Dataset entries
-- Begin --
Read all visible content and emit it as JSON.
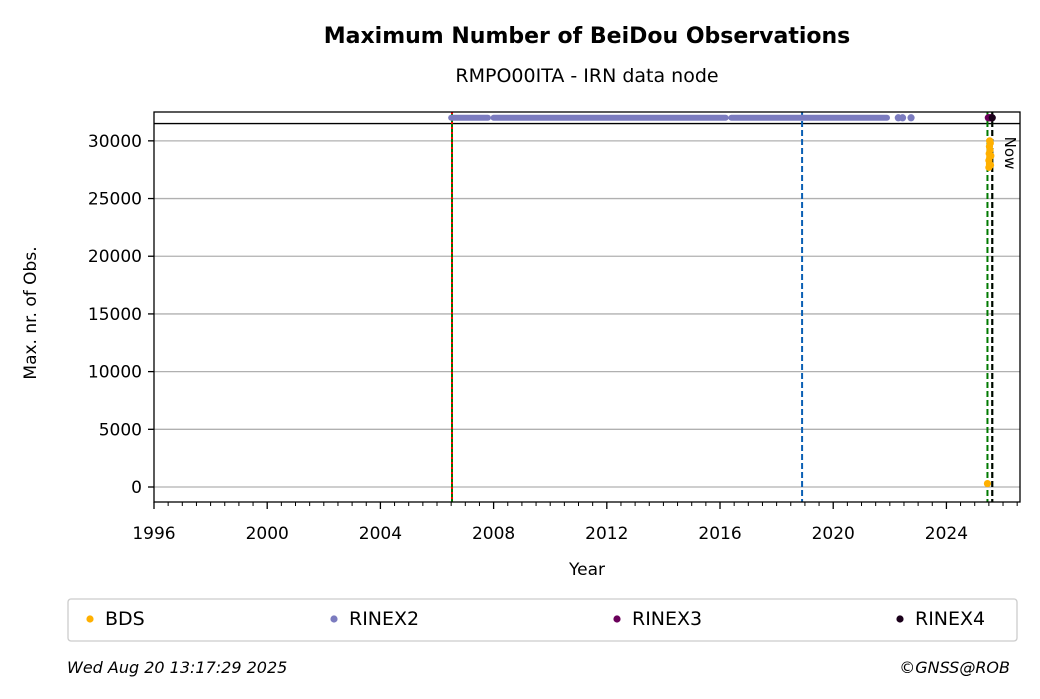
{
  "chart_data": {
    "type": "scatter",
    "title": "Maximum Number of BeiDou Observations",
    "subtitle": "RMPO00ITA - IRN data node",
    "xlabel": "Year",
    "ylabel": "Max. nr. of Obs.",
    "xlim": [
      1996.0,
      2026.6
    ],
    "ylim": [
      -1300,
      32500
    ],
    "x_ticks": [
      1996,
      2000,
      2004,
      2008,
      2012,
      2016,
      2020,
      2024
    ],
    "y_ticks": [
      0,
      5000,
      10000,
      15000,
      20000,
      25000,
      30000
    ],
    "x_minor_step": 0.5,
    "grid": "horizontal",
    "legend_position": "bottom",
    "series": [
      {
        "name": "BDS",
        "color": "#ffb000",
        "points": [
          [
            2025.45,
            300
          ],
          [
            2025.5,
            27700
          ],
          [
            2025.52,
            28000
          ],
          [
            2025.5,
            28300
          ],
          [
            2025.53,
            28600
          ],
          [
            2025.51,
            28900
          ],
          [
            2025.54,
            29200
          ],
          [
            2025.52,
            29500
          ],
          [
            2025.55,
            29800
          ],
          [
            2025.53,
            30000
          ],
          [
            2025.56,
            27900
          ],
          [
            2025.57,
            28700
          ]
        ]
      },
      {
        "name": "RINEX2",
        "color": "#7b7bbf",
        "segments": [
          [
            2006.5,
            2007.8
          ],
          [
            2008.0,
            2016.2
          ],
          [
            2016.4,
            2021.9
          ]
        ],
        "points": [
          [
            2022.3,
            32000
          ],
          [
            2022.45,
            32000
          ],
          [
            2022.75,
            32000
          ]
        ],
        "segment_y": 32000
      },
      {
        "name": "RINEX3",
        "color": "#6a005a",
        "points": [
          [
            2025.48,
            32000
          ],
          [
            2025.52,
            32000
          ],
          [
            2025.56,
            32000
          ],
          [
            2025.6,
            32000
          ]
        ]
      },
      {
        "name": "RINEX4",
        "color": "#1a001a",
        "points": [
          [
            2025.62,
            32000
          ]
        ]
      }
    ],
    "reference_lines": {
      "horizontal_y": 31500,
      "vertical": [
        {
          "x": 2006.53,
          "color": "#007a00",
          "style": "solid"
        },
        {
          "x": 2006.53,
          "color": "#ff0000",
          "style": "dotted"
        },
        {
          "x": 2018.9,
          "color": "#0a5fb4",
          "style": "dashed"
        },
        {
          "x": 2025.45,
          "color": "#007a00",
          "style": "dashed"
        },
        {
          "x": 2025.62,
          "color": "#007a00",
          "style": "dashed"
        },
        {
          "x": 2025.62,
          "color": "#000000",
          "style": "dashed"
        }
      ]
    },
    "now_label": "Now",
    "now_x": 2025.62
  },
  "footer": {
    "date": "Wed Aug 20 13:17:29 2025",
    "credit": "©GNSS@ROB"
  }
}
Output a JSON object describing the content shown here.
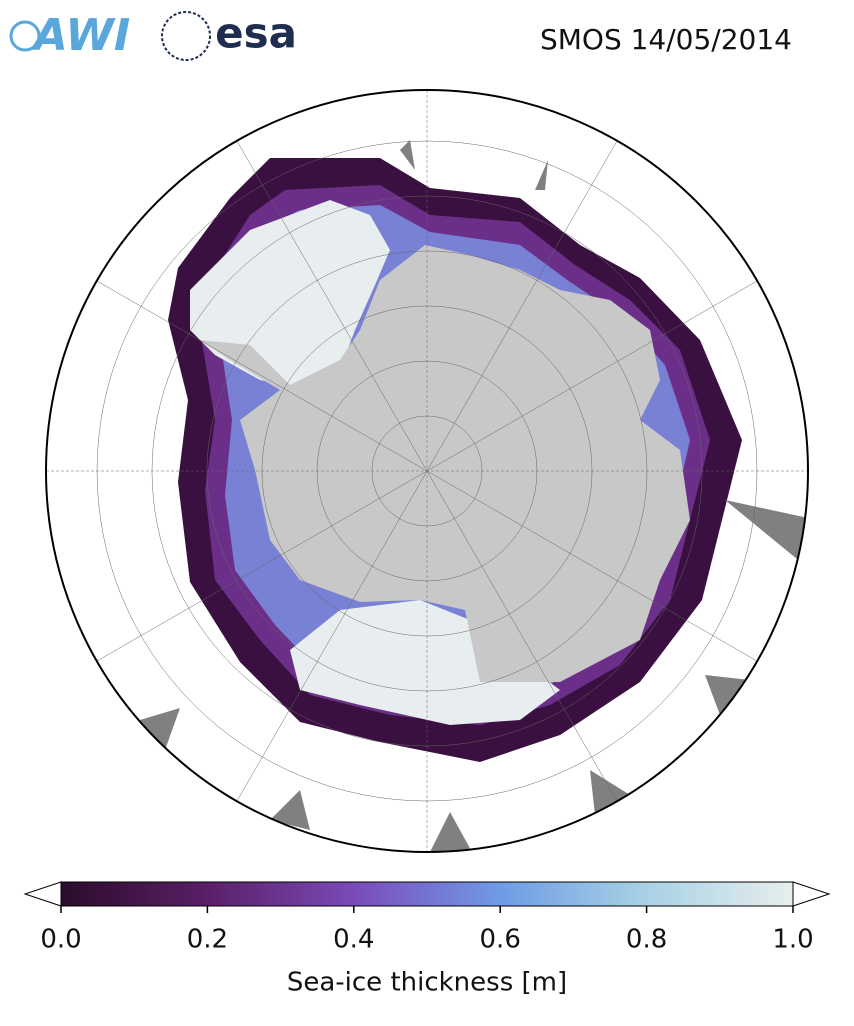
{
  "logos": {
    "awi": "AWI",
    "esa": "esa"
  },
  "title": "SMOS 14/05/2014",
  "colorbar": {
    "label": "Sea-ice thickness [m]",
    "clim": [
      0,
      1
    ],
    "ticks": [
      {
        "value": 0,
        "label": "0.0"
      },
      {
        "value": 0.2,
        "label": "0.2"
      },
      {
        "value": 0.4,
        "label": "0.4"
      },
      {
        "value": 0.6,
        "label": "0.6"
      },
      {
        "value": 0.8,
        "label": "0.8"
      },
      {
        "value": 1,
        "label": "1.0"
      }
    ],
    "colors": [
      "#2b0c2b",
      "#5a1f66",
      "#7a4bb8",
      "#6f9be6",
      "#a8d2e4",
      "#e8eeee"
    ]
  }
}
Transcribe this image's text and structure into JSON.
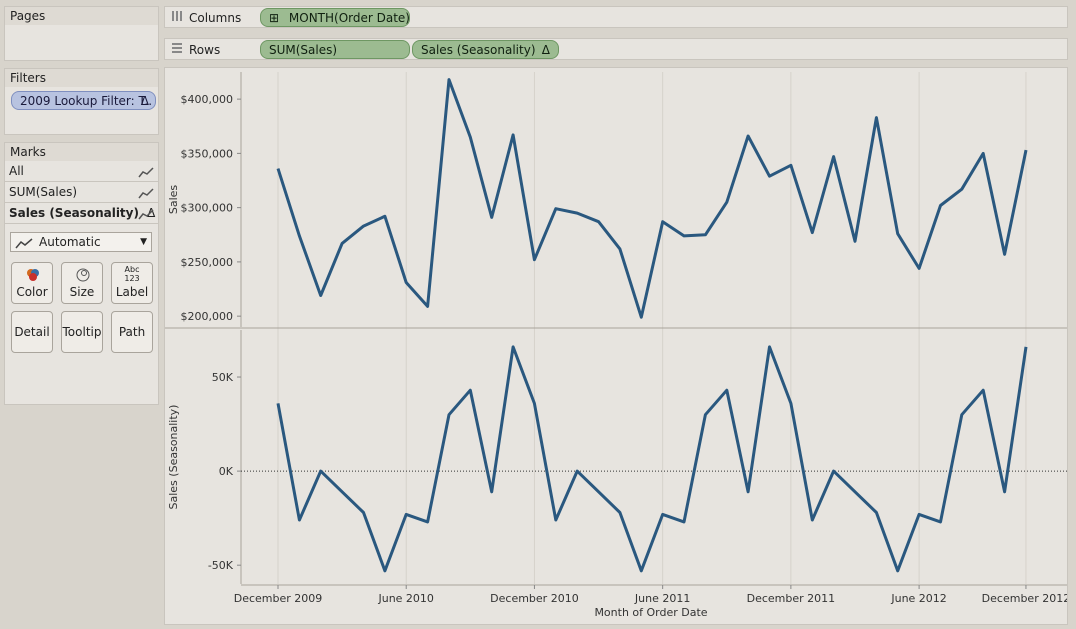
{
  "pages": {
    "title": "Pages"
  },
  "filters": {
    "title": "Filters",
    "pill": "2009 Lookup Filter: T..",
    "delta": "Δ"
  },
  "marks": {
    "title": "Marks",
    "rows": [
      {
        "label": "All"
      },
      {
        "label": "SUM(Sales)"
      },
      {
        "label": "Sales (Seasonality)",
        "delta": "Δ"
      }
    ],
    "mark_type": "Automatic",
    "buttons": {
      "color": "Color",
      "size": "Size",
      "label": "Label",
      "detail": "Detail",
      "tooltip": "Tooltip",
      "path": "Path"
    },
    "label_icon_text": {
      "top": "Abc",
      "bottom": "123"
    }
  },
  "shelves": {
    "columns_label": "Columns",
    "columns_pill": "MONTH(Order Date)",
    "columns_pill_icon": "⊞",
    "rows_label": "Rows",
    "rows_pills": [
      "SUM(Sales)",
      "Sales (Seasonality)"
    ],
    "rows_pill_delta": "Δ"
  },
  "colors": {
    "line": "#2a587f",
    "pill_green": "#9cbb91",
    "pill_blue": "#b8c3e0"
  },
  "chart_data": [
    {
      "type": "line",
      "xlabel": "Month of Order Date",
      "ylabel": "Sales",
      "x_tick_labels": [
        "December 2009",
        "June 2010",
        "December 2010",
        "June 2011",
        "December 2011",
        "June 2012",
        "December 2012"
      ],
      "y_tick_labels": [
        "$200,000",
        "$250,000",
        "$300,000",
        "$350,000",
        "$400,000"
      ],
      "ylim": [
        190000,
        425000
      ],
      "series": [
        {
          "values": [
            336000,
            274000,
            219000,
            267000,
            283000,
            292000,
            231000,
            209000,
            418000,
            365000,
            291000,
            367000,
            252000,
            299000,
            295000,
            287000,
            262000,
            199000,
            287000,
            274000,
            275000,
            305000,
            366000,
            329000,
            339000,
            277000,
            347000,
            269000,
            383000,
            276000,
            244000,
            302000,
            317000,
            350000,
            257000,
            353000
          ]
        }
      ]
    },
    {
      "type": "line",
      "xlabel": "Month of Order Date",
      "ylabel": "Sales (Seasonality)",
      "x_tick_labels": [
        "December 2009",
        "June 2010",
        "December 2010",
        "June 2011",
        "December 2011",
        "June 2012",
        "December 2012"
      ],
      "y_tick_labels": [
        "-50K",
        "0K",
        "50K"
      ],
      "ylim": [
        -60000,
        75000
      ],
      "zero_line": true,
      "series": [
        {
          "values": [
            36000,
            -26000,
            0,
            -11000,
            -22000,
            -53000,
            -23000,
            -27000,
            30000,
            43000,
            -11000,
            66000,
            36000,
            -26000,
            0,
            -11000,
            -22000,
            -53000,
            -23000,
            -27000,
            30000,
            43000,
            -11000,
            66000,
            36000,
            -26000,
            0,
            -11000,
            -22000,
            -53000,
            -23000,
            -27000,
            30000,
            43000,
            -11000,
            66000
          ]
        }
      ]
    }
  ]
}
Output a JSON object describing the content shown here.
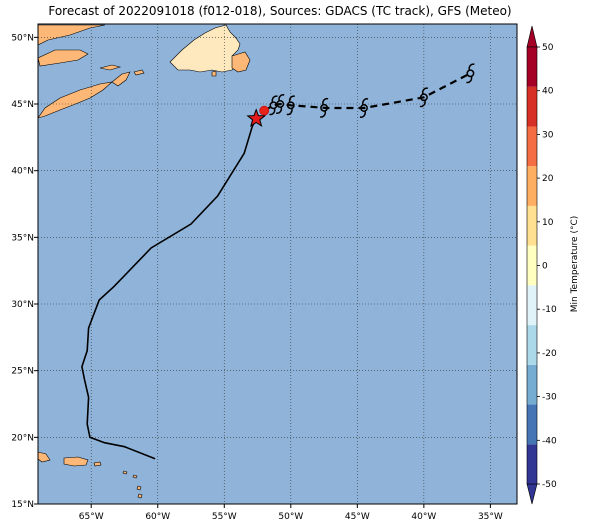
{
  "title": "Forecast of 2022091018 (f012-018), Sources: GDACS (TC track), GFS (Meteo)",
  "map": {
    "lon_range": [
      -69,
      -33
    ],
    "lat_range": [
      15,
      51
    ],
    "lon_ticks": [
      "65°W",
      "60°W",
      "55°W",
      "50°W",
      "45°W",
      "40°W",
      "35°W"
    ],
    "lat_ticks": [
      "15°N",
      "20°N",
      "25°N",
      "30°N",
      "35°N",
      "40°N",
      "45°N",
      "50°N"
    ],
    "ocean_color": "#8fb3d9",
    "land_color": "#fdb878",
    "land_cool_color": "#fee9bf",
    "grid": "dotted"
  },
  "track": {
    "past_points": [
      {
        "lon": -60.2,
        "lat": 18.4
      },
      {
        "lon": -62.5,
        "lat": 19.3
      },
      {
        "lon": -64.0,
        "lat": 19.6
      },
      {
        "lon": -65.1,
        "lat": 20.0
      },
      {
        "lon": -65.3,
        "lat": 21.0
      },
      {
        "lon": -65.2,
        "lat": 23.0
      },
      {
        "lon": -65.5,
        "lat": 24.3
      },
      {
        "lon": -65.7,
        "lat": 25.3
      },
      {
        "lon": -65.3,
        "lat": 26.5
      },
      {
        "lon": -65.2,
        "lat": 28.2
      },
      {
        "lon": -64.4,
        "lat": 30.3
      },
      {
        "lon": -63.3,
        "lat": 31.3
      },
      {
        "lon": -60.5,
        "lat": 34.2
      },
      {
        "lon": -57.5,
        "lat": 36.0
      },
      {
        "lon": -55.5,
        "lat": 38.1
      },
      {
        "lon": -53.5,
        "lat": 41.3
      },
      {
        "lon": -52.9,
        "lat": 43.3
      },
      {
        "lon": -52.6,
        "lat": 43.9
      }
    ],
    "current_position": {
      "lon": -52.6,
      "lat": 43.9
    },
    "red_marker": {
      "lon": -52.0,
      "lat": 44.5
    },
    "forecast_points": [
      {
        "lon": -52.0,
        "lat": 44.5
      },
      {
        "lon": -51.3,
        "lat": 44.9
      },
      {
        "lon": -50.8,
        "lat": 45.0
      },
      {
        "lon": -50.0,
        "lat": 44.9
      },
      {
        "lon": -47.3,
        "lat": 44.7
      },
      {
        "lon": -44.5,
        "lat": 44.7
      },
      {
        "lon": -40.0,
        "lat": 45.5
      },
      {
        "lon": -36.5,
        "lat": 47.3
      }
    ],
    "storm_symbol_lons": [
      -51.3,
      -50.8,
      -50.0,
      -47.5,
      -44.5,
      -40.0,
      -36.5
    ]
  },
  "colorbar": {
    "label": "Min Temperature (°C)",
    "ticks": [
      "-50",
      "-40",
      "-30",
      "-20",
      "-10",
      "0",
      "10",
      "20",
      "30",
      "40",
      "50"
    ],
    "colors": [
      "#313695",
      "#4575b4",
      "#74add1",
      "#abd9e9",
      "#e0f3f8",
      "#ffffbf",
      "#fee090",
      "#fdae61",
      "#f46d43",
      "#d73027",
      "#a50026"
    ]
  }
}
-- End --
Go through the material above and copy each line that has the word "name".

_EXPECTED ANSWER_
        "name": "BDS",
        "name": "RINEX2",
        "name": "RINEX3",
        "name": "RINEX4",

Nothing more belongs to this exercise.